Supplied material:

───

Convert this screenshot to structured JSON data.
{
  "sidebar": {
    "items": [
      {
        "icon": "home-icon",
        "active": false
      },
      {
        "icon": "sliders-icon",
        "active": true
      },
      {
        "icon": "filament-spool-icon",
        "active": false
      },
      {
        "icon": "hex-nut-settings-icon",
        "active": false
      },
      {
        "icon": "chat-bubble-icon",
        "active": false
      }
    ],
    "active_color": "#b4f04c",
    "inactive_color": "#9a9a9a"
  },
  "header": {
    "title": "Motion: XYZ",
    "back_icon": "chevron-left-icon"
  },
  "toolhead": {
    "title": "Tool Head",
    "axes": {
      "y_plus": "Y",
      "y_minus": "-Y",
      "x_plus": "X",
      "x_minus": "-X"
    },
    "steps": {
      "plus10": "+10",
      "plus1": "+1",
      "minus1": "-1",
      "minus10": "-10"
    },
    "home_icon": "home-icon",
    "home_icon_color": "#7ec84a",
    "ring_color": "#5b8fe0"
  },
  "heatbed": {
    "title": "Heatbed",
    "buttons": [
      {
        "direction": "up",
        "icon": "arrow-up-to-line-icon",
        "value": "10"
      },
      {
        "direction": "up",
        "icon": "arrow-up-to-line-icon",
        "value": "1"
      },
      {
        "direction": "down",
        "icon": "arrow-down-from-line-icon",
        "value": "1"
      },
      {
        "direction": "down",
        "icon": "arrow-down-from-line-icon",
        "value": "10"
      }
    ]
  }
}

───

Task objective: Copy out all of the records shown above exactly.

The completed task:
Convert this screenshot to structured JSON data.
{
  "sidebar": {
    "items": [
      {
        "icon": "home-icon",
        "active": false
      },
      {
        "icon": "sliders-icon",
        "active": true
      },
      {
        "icon": "filament-spool-icon",
        "active": false
      },
      {
        "icon": "hex-nut-settings-icon",
        "active": false
      },
      {
        "icon": "chat-bubble-icon",
        "active": false
      }
    ],
    "active_color": "#b4f04c",
    "inactive_color": "#9a9a9a"
  },
  "header": {
    "title": "Motion: XYZ",
    "back_icon": "chevron-left-icon"
  },
  "toolhead": {
    "title": "Tool Head",
    "axes": {
      "y_plus": "Y",
      "y_minus": "-Y",
      "x_plus": "X",
      "x_minus": "-X"
    },
    "steps": {
      "plus10": "+10",
      "plus1": "+1",
      "minus1": "-1",
      "minus10": "-10"
    },
    "home_icon": "home-icon",
    "home_icon_color": "#7ec84a",
    "ring_color": "#5b8fe0"
  },
  "heatbed": {
    "title": "Heatbed",
    "buttons": [
      {
        "direction": "up",
        "icon": "arrow-up-to-line-icon",
        "value": "10"
      },
      {
        "direction": "up",
        "icon": "arrow-up-to-line-icon",
        "value": "1"
      },
      {
        "direction": "down",
        "icon": "arrow-down-from-line-icon",
        "value": "1"
      },
      {
        "direction": "down",
        "icon": "arrow-down-from-line-icon",
        "value": "10"
      }
    ]
  }
}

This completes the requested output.